Directions: Without the pictures, print each of the records below exactly as it appears.

Entries supplied:
◇ ◇ ◇ ◇ ◇

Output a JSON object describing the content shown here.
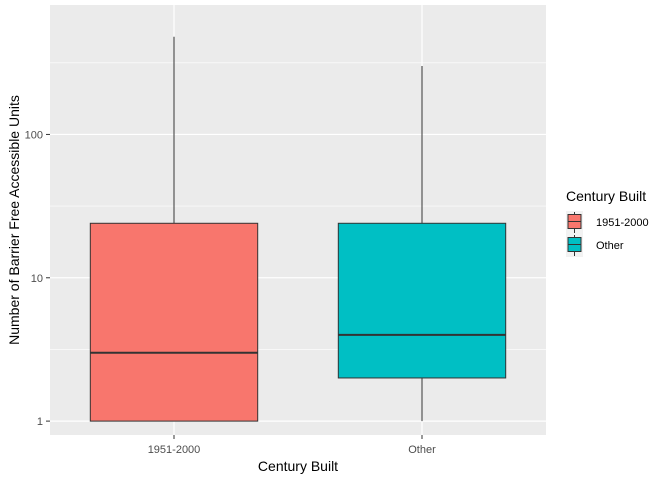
{
  "chart_data": {
    "type": "boxplot",
    "xlabel": "Century Built",
    "ylabel": "Number of Barrier Free Accessible Units",
    "y_scale": "log10",
    "ylim": [
      0.8,
      800
    ],
    "y_ticks": [
      1,
      10,
      100
    ],
    "y_tick_labels": [
      "1",
      "10",
      "100"
    ],
    "categories": [
      "1951-2000",
      "Other"
    ],
    "grid": true,
    "legend": {
      "title": "Century Built",
      "position": "right",
      "entries": [
        "1951-2000",
        "Other"
      ]
    },
    "series": [
      {
        "name": "1951-2000",
        "color": "#F8766D",
        "min": 1,
        "q1": 1,
        "median": 3,
        "q3": 24,
        "max": 480
      },
      {
        "name": "Other",
        "color": "#00BFC4",
        "min": 1,
        "q1": 2,
        "median": 4,
        "q3": 24,
        "max": 300
      }
    ]
  }
}
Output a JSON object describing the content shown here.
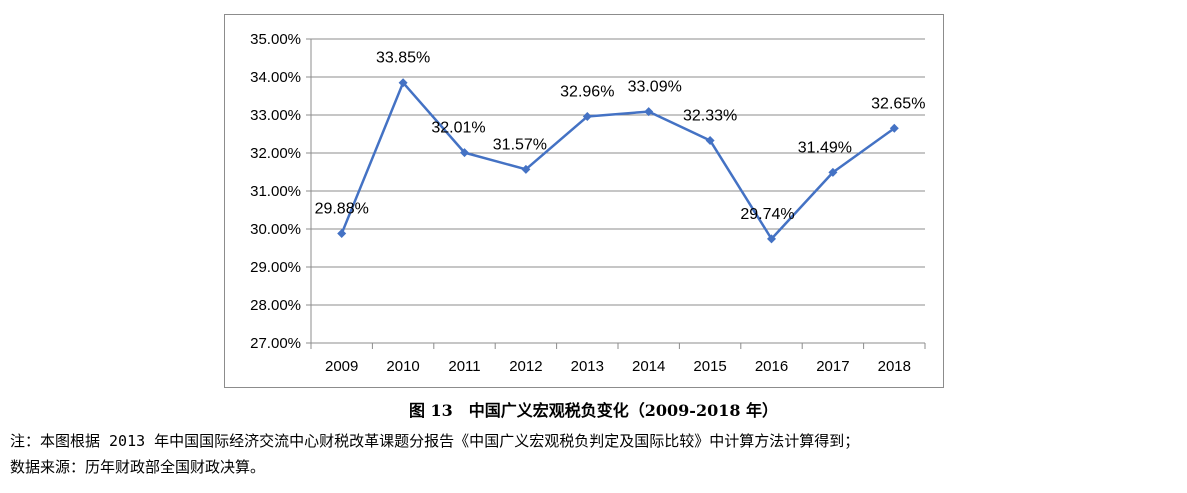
{
  "chart_data": {
    "type": "line",
    "categories": [
      "2009",
      "2010",
      "2011",
      "2012",
      "2013",
      "2014",
      "2015",
      "2016",
      "2017",
      "2018"
    ],
    "series": [
      {
        "values": [
          29.88,
          33.85,
          32.01,
          31.57,
          32.96,
          33.09,
          32.33,
          29.74,
          31.49,
          32.65
        ],
        "labels": [
          "29.88%",
          "33.85%",
          "32.01%",
          "31.57%",
          "32.96%",
          "33.09%",
          "32.33%",
          "29.74%",
          "31.49%",
          "32.65%"
        ]
      }
    ],
    "ylim": [
      27,
      35
    ],
    "yticks": [
      27,
      28,
      29,
      30,
      31,
      32,
      33,
      34,
      35
    ],
    "ytick_labels": [
      "27.00%",
      "28.00%",
      "29.00%",
      "30.00%",
      "31.00%",
      "32.00%",
      "33.00%",
      "34.00%",
      "35.00%"
    ],
    "grid": true,
    "line_color": "#4472c4",
    "grid_color": "#8c8c8c"
  },
  "caption": "图 13　中国广义宏观税负变化（2009-2018 年）",
  "notes": {
    "line1": "注：本图根据 2013 年中国国际经济交流中心财税改革课题分报告《中国广义宏观税负判定及国际比较》中计算方法计算得到；",
    "line2": "数据来源：历年财政部全国财政决算。"
  }
}
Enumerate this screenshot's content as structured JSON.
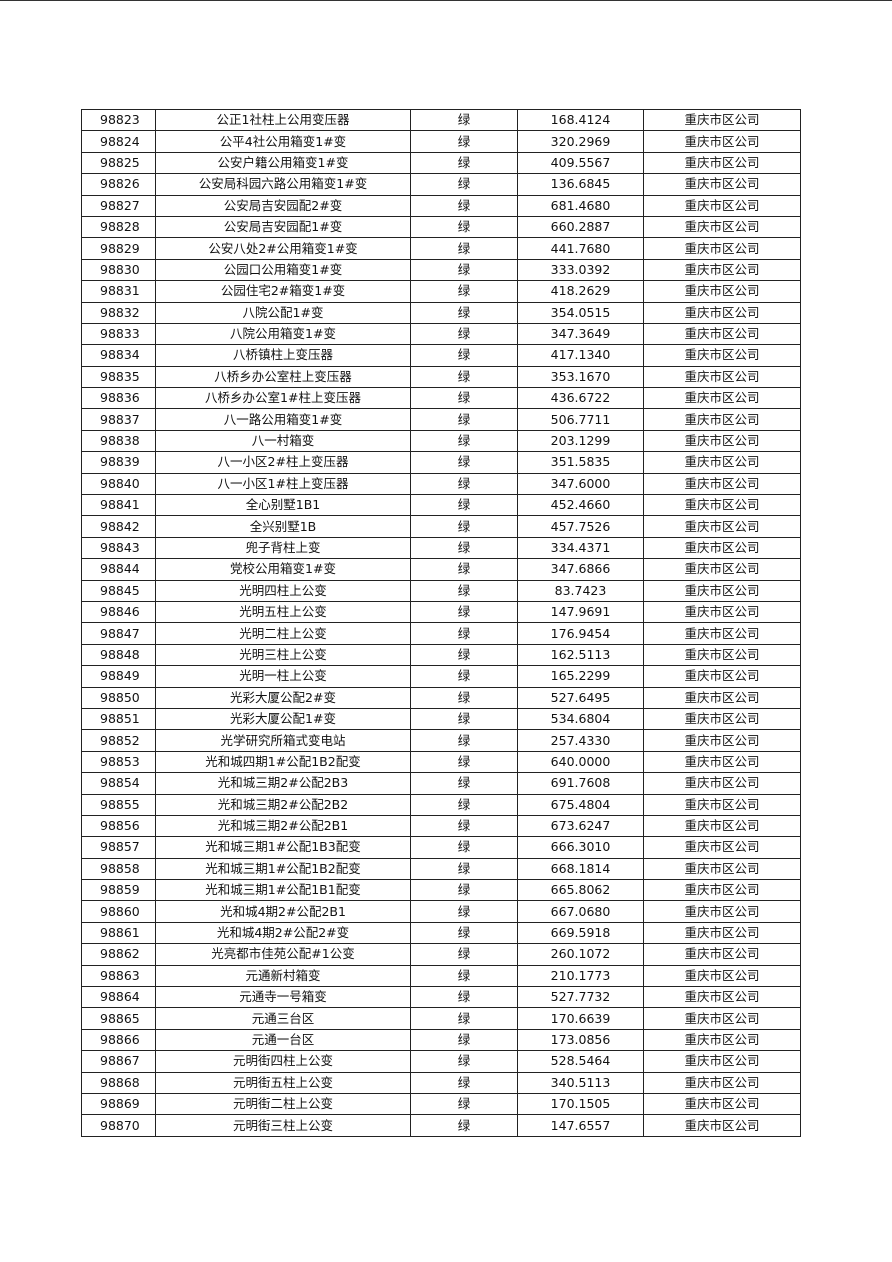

◇ ◇ ◇ ◇ ◇

Correct result:
Output a JSON object describing the content shown here.
{
  "chart_data": {
    "type": "boxplot",
    "xlabel": "Century Built",
    "ylabel": "Number of Barrier Free Accessible Units",
    "y_scale": "log10",
    "ylim": [
      0.8,
      800
    ],
    "y_ticks": [
      1,
      10,
      100
    ],
    "y_tick_labels": [
      "1",
      "10",
      "100"
    ],
    "categories": [
      "1951-2000",
      "Other"
    ],
    "grid": true,
    "legend": {
      "title": "Century Built",
      "position": "right",
      "entries": [
        "1951-2000",
        "Other"
      ]
    },
    "series": [
      {
        "name": "1951-2000",
        "color": "#F8766D",
        "min": 1,
        "q1": 1,
        "median": 3,
        "q3": 24,
        "max": 480
      },
      {
        "name": "Other",
        "color": "#00BFC4",
        "min": 1,
        "q1": 2,
        "median": 4,
        "q3": 24,
        "max": 300
      }
    ]
  }
}
Output a JSON object describing the content shown here.
{
  "chart_data": {
    "type": "line",
    "categories": [
      "2009",
      "2010",
      "2011",
      "2012",
      "2013",
      "2014",
      "2015",
      "2016",
      "2017",
      "2018"
    ],
    "series": [
      {
        "values": [
          29.88,
          33.85,
          32.01,
          31.57,
          32.96,
          33.09,
          32.33,
          29.74,
          31.49,
          32.65
        ],
        "labels": [
          "29.88%",
          "33.85%",
          "32.01%",
          "31.57%",
          "32.96%",
          "33.09%",
          "32.33%",
          "29.74%",
          "31.49%",
          "32.65%"
        ]
      }
    ],
    "ylim": [
      27,
      35
    ],
    "yticks": [
      27,
      28,
      29,
      30,
      31,
      32,
      33,
      34,
      35
    ],
    "ytick_labels": [
      "27.00%",
      "28.00%",
      "29.00%",
      "30.00%",
      "31.00%",
      "32.00%",
      "33.00%",
      "34.00%",
      "35.00%"
    ],
    "grid": true,
    "line_color": "#4472c4",
    "grid_color": "#8c8c8c"
  },
  "caption": "图 13　中国广义宏观税负变化（2009-2018 年）",
  "notes": {
    "line1": "注：本图根据 2013 年中国国际经济交流中心财税改革课题分报告《中国广义宏观税负判定及国际比较》中计算方法计算得到；",
    "line2": "数据来源：历年财政部全国财政决算。"
  }
}
Enumerate this screenshot's content as structured JSON.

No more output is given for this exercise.